*THE REQUEST*: Track down every line below that holds "školní" and copy it.

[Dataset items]

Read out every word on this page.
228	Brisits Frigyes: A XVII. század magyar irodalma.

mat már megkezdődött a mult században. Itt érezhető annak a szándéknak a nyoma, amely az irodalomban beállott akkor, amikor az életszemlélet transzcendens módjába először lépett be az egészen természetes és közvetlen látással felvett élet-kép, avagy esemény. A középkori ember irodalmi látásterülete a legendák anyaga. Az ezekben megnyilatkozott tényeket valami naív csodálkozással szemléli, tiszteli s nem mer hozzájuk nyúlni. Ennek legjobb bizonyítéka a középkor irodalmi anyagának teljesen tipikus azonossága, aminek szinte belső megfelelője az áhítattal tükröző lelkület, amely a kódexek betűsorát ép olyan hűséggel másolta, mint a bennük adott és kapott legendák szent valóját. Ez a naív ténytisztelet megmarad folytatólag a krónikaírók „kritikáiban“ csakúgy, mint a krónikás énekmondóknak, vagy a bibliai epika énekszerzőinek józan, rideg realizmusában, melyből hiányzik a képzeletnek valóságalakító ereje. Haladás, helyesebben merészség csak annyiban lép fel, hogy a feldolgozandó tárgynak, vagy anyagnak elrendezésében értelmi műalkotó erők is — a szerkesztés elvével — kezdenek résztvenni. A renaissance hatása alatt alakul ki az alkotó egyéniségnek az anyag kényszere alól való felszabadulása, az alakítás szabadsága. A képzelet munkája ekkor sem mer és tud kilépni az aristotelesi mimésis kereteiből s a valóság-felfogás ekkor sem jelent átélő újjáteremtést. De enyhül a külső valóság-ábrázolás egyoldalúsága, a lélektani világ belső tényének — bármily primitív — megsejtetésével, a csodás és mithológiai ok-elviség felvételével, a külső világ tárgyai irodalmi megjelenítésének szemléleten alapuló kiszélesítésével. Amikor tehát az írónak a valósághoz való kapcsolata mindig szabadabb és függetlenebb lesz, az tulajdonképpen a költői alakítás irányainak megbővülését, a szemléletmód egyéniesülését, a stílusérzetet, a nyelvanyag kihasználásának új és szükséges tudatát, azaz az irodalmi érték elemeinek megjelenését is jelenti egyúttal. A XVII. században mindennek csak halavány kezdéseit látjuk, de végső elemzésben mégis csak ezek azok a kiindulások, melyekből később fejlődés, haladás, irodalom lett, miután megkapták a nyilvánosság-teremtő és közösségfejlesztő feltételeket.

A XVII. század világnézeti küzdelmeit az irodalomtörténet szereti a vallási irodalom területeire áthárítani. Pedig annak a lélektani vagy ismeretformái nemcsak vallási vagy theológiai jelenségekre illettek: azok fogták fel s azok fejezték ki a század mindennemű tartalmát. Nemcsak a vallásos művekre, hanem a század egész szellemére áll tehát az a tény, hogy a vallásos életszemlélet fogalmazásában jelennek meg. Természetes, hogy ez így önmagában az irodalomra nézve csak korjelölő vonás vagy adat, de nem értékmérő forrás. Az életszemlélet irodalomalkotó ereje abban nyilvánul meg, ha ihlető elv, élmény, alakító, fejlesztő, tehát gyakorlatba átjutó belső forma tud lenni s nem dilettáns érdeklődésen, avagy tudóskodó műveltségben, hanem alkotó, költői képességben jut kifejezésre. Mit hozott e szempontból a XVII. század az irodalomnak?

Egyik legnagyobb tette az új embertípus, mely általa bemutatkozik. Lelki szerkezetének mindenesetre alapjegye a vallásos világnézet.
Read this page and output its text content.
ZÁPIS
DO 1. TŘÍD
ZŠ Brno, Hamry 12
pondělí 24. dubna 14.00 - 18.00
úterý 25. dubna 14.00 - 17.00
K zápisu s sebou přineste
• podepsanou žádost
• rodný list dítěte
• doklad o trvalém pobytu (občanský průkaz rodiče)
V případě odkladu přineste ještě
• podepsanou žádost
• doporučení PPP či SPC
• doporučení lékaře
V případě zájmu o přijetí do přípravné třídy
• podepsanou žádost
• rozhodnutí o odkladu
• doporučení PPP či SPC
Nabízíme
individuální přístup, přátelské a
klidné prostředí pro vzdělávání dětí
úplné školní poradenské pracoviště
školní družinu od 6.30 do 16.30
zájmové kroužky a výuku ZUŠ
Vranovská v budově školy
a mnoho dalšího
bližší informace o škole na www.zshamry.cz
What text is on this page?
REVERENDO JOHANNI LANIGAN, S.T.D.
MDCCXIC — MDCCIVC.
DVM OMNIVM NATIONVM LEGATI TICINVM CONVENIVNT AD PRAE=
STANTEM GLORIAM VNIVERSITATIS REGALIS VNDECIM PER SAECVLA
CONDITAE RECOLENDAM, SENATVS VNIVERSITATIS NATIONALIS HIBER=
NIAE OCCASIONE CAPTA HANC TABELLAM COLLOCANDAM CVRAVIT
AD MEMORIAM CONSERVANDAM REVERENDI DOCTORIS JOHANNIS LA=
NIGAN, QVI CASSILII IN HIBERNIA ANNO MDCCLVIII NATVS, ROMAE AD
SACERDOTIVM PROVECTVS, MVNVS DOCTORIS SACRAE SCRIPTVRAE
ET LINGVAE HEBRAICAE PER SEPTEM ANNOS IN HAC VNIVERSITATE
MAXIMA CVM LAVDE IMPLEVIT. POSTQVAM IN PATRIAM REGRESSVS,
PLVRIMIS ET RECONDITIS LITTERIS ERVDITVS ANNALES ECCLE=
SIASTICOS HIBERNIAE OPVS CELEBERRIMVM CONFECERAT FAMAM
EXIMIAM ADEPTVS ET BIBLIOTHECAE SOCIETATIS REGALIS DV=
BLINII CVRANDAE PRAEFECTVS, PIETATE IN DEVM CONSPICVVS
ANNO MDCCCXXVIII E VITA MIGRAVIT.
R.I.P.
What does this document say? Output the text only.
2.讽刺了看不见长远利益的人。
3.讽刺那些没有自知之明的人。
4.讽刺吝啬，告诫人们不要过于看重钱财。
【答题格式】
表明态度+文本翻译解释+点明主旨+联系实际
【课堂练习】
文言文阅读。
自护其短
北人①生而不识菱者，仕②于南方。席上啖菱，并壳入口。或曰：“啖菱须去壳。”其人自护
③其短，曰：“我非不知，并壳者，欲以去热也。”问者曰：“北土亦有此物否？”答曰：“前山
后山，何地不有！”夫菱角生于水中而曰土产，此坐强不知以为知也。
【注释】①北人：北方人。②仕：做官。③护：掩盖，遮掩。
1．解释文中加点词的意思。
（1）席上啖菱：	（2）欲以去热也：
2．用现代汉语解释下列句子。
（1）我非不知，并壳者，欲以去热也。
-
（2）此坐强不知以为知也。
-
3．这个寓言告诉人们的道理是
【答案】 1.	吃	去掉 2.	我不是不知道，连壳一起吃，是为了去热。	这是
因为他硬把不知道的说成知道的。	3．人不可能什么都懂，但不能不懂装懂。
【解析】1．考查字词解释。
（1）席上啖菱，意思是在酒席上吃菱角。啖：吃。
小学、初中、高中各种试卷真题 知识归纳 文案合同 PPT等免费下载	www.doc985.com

*TASK RESULT*:
úplné školní poradenské pracoviště
školní družinu od 6.30 do 16.30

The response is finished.